** BEGIN Extracted records **

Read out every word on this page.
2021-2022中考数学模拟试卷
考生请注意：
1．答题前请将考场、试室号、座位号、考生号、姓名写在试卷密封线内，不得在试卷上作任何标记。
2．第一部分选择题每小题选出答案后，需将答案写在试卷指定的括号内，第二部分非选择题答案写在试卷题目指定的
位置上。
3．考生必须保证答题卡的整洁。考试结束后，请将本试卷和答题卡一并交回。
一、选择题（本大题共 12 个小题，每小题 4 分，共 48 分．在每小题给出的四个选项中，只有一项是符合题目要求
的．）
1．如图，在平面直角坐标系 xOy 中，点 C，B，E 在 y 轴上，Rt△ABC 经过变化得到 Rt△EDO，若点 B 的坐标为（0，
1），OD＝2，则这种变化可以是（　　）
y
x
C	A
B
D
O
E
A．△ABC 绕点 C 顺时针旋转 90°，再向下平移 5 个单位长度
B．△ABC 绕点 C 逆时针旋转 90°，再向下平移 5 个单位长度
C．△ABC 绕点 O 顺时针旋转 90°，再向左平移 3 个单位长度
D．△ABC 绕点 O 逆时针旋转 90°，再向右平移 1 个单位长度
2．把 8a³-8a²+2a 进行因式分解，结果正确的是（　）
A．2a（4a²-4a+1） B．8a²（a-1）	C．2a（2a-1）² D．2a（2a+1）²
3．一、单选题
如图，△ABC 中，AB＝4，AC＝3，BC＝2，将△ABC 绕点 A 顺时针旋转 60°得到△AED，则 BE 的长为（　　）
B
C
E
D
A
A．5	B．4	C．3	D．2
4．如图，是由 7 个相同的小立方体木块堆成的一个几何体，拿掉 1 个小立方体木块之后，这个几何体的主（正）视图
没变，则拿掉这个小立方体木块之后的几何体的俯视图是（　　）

** END Extracted records **

> **Written problem**: Extract each record, keeping it identical to the original.

> **Full output**:
Read out every word on this page.
2021-2022中考数学模拟试卷
考生请注意：
1．答题前请将考场、试室号、座位号、考生号、姓名写在试卷密封线内，不得在试卷上作任何标记。
2．第一部分选择题每小题选出答案后，需将答案写在试卷指定的括号内，第二部分非选择题答案写在试卷题目指定的
位置上。
3．考生必须保证答题卡的整洁。考试结束后，请将本试卷和答题卡一并交回。
一、选择题（本大题共 12 个小题，每小题 4 分，共 48 分．在每小题给出的四个选项中，只有一项是符合题目要求
的．）
1．如图，在平面直角坐标系 xOy 中，点 C，B，E 在 y 轴上，Rt△ABC 经过变化得到 Rt△EDO，若点 B 的坐标为（0，
1），OD＝2，则这种变化可以是（　　）
y
x
C	A
B
D
O
E
A．△ABC 绕点 C 顺时针旋转 90°，再向下平移 5 个单位长度
B．△ABC 绕点 C 逆时针旋转 90°，再向下平移 5 个单位长度
C．△ABC 绕点 O 顺时针旋转 90°，再向左平移 3 个单位长度
D．△ABC 绕点 O 逆时针旋转 90°，再向右平移 1 个单位长度
2．把 8a³-8a²+2a 进行因式分解，结果正确的是（　）
A．2a（4a²-4a+1） B．8a²（a-1）	C．2a（2a-1）² D．2a（2a+1）²
3．一、单选题
如图，△ABC 中，AB＝4，AC＝3，BC＝2，将△ABC 绕点 A 顺时针旋转 60°得到△AED，则 BE 的长为（　　）
B
C
E
D
A
A．5	B．4	C．3	D．2
4．如图，是由 7 个相同的小立方体木块堆成的一个几何体，拿掉 1 个小立方体木块之后，这个几何体的主（正）视图
没变，则拿掉这个小立方体木块之后的几何体的俯视图是（　　）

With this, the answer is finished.